**STATED TASK:**
For the listing below, give the count of lines containing "JSON", and no other text.

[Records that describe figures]

[BEGIN]

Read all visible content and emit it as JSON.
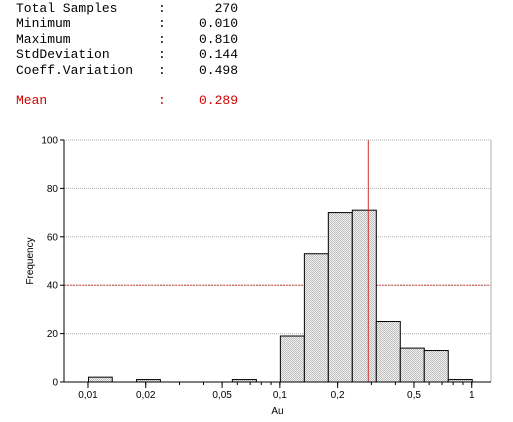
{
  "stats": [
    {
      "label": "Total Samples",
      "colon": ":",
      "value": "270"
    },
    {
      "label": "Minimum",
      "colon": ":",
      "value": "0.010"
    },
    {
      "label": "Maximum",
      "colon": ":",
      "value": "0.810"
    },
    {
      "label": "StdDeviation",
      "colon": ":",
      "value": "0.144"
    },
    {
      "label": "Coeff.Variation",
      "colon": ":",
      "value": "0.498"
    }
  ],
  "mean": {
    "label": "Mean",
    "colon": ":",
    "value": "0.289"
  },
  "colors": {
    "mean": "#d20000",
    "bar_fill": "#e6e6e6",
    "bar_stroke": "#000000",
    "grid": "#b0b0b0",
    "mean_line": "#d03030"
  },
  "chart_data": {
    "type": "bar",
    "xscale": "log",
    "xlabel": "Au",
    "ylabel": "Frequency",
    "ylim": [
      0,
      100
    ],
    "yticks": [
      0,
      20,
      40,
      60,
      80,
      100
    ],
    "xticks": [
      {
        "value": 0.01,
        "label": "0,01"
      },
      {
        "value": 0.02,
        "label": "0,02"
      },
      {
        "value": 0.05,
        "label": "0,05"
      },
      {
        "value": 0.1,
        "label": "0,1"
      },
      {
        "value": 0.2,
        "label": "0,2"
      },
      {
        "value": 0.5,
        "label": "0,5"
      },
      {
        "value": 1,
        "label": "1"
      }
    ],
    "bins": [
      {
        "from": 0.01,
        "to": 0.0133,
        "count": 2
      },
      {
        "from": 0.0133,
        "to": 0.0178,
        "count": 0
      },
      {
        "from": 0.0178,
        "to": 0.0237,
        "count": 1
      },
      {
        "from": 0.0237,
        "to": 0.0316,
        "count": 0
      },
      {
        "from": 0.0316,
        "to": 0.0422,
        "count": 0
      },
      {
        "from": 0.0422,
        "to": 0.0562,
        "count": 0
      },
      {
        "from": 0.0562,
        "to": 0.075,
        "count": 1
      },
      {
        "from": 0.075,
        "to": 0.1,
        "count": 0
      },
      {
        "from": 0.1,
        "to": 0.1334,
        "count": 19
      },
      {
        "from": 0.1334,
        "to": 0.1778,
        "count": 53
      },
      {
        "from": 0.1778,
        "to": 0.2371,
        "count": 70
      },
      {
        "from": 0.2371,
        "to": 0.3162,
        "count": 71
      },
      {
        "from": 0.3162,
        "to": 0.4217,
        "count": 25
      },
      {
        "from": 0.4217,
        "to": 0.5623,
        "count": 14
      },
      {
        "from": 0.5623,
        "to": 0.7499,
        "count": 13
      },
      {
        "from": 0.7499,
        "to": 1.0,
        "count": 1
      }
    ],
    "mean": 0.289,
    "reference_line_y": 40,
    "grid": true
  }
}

[END]
[BEGIN]

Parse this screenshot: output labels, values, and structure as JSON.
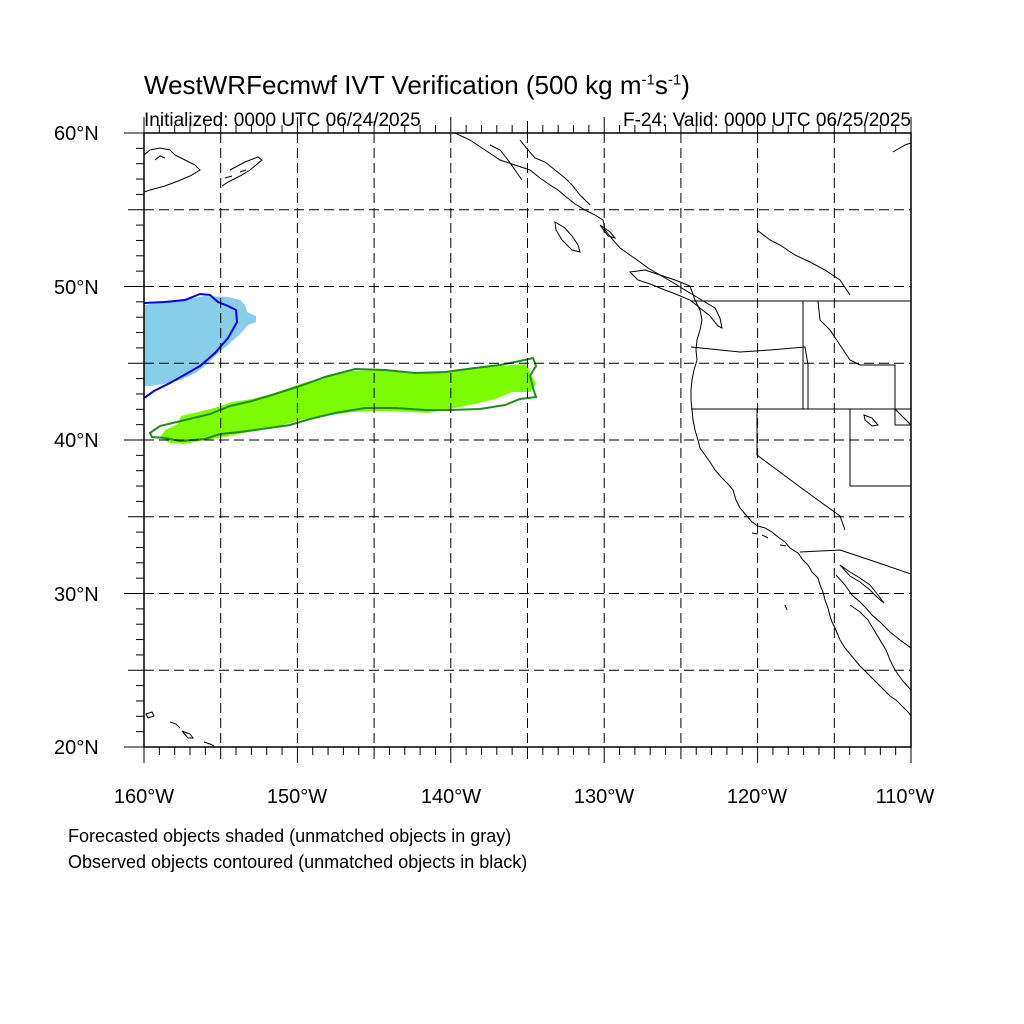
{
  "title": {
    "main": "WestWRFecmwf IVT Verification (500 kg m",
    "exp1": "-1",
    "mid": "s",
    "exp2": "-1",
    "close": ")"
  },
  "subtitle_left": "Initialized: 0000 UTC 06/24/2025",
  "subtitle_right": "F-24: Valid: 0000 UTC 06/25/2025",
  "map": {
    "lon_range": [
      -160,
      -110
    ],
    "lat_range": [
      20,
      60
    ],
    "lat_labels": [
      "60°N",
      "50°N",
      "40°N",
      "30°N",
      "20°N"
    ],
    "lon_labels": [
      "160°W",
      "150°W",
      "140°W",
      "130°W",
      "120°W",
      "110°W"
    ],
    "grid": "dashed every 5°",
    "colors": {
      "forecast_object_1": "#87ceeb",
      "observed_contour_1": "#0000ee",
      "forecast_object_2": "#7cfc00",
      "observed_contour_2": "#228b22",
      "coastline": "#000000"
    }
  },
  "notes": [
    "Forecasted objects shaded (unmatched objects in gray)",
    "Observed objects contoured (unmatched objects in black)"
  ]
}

[END]

**RESPONSE:**
2